▶ [Data excerpts]
↓↓↓

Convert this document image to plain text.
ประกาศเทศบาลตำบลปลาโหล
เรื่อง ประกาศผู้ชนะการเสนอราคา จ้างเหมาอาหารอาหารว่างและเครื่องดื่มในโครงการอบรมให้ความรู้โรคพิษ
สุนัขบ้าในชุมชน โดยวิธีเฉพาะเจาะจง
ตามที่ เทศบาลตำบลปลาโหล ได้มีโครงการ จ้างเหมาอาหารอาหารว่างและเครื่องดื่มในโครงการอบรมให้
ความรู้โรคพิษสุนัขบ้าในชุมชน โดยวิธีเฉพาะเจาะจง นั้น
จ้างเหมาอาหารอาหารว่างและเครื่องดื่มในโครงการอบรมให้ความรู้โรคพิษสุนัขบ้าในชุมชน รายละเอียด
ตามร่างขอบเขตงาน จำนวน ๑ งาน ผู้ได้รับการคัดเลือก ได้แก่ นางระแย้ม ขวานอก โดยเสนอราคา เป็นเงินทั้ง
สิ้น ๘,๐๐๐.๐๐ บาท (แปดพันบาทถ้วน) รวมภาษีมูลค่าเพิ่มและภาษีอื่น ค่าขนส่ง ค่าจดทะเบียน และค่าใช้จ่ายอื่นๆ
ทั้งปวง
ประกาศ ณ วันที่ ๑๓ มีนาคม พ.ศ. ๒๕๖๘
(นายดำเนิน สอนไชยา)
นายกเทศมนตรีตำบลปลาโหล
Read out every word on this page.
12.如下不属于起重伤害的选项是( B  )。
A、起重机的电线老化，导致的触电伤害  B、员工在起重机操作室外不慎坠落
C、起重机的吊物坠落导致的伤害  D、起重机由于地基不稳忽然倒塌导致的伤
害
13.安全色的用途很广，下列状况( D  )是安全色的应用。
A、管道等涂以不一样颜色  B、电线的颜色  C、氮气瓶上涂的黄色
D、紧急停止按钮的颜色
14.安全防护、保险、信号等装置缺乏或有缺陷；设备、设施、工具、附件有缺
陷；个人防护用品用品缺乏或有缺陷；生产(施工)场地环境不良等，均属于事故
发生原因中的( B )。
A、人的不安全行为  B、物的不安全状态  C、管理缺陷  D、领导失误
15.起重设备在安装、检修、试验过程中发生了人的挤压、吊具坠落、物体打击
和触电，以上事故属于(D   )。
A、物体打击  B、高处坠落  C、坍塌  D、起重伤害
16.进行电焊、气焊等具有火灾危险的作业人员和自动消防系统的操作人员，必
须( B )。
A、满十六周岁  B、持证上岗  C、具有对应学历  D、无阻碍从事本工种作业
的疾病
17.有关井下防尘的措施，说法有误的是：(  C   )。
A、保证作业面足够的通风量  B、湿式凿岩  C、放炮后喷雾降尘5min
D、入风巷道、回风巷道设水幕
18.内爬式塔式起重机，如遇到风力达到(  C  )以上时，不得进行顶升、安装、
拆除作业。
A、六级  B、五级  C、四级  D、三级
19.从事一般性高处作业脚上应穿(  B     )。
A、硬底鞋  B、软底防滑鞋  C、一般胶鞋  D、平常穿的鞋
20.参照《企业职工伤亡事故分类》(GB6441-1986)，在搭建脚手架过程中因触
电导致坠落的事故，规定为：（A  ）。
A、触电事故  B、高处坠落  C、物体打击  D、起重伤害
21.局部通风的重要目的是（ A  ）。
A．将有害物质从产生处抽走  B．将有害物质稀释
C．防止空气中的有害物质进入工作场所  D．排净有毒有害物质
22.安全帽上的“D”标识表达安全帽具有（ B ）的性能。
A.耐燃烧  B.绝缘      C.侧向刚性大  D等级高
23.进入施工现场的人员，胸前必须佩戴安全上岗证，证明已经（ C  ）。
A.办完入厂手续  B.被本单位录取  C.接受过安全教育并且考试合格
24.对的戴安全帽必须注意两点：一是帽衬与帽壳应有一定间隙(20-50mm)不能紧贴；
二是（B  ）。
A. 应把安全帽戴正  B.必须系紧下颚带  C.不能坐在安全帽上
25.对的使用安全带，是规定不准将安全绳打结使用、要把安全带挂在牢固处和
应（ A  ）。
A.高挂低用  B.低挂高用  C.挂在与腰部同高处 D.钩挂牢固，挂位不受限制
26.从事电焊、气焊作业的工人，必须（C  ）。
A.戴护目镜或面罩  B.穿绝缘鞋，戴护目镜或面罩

↑↑↑

▶ [Set exercise] Determine how many lines of the data contain the word "โรคพ", and reply with that number only.

▶ [Written solution] 3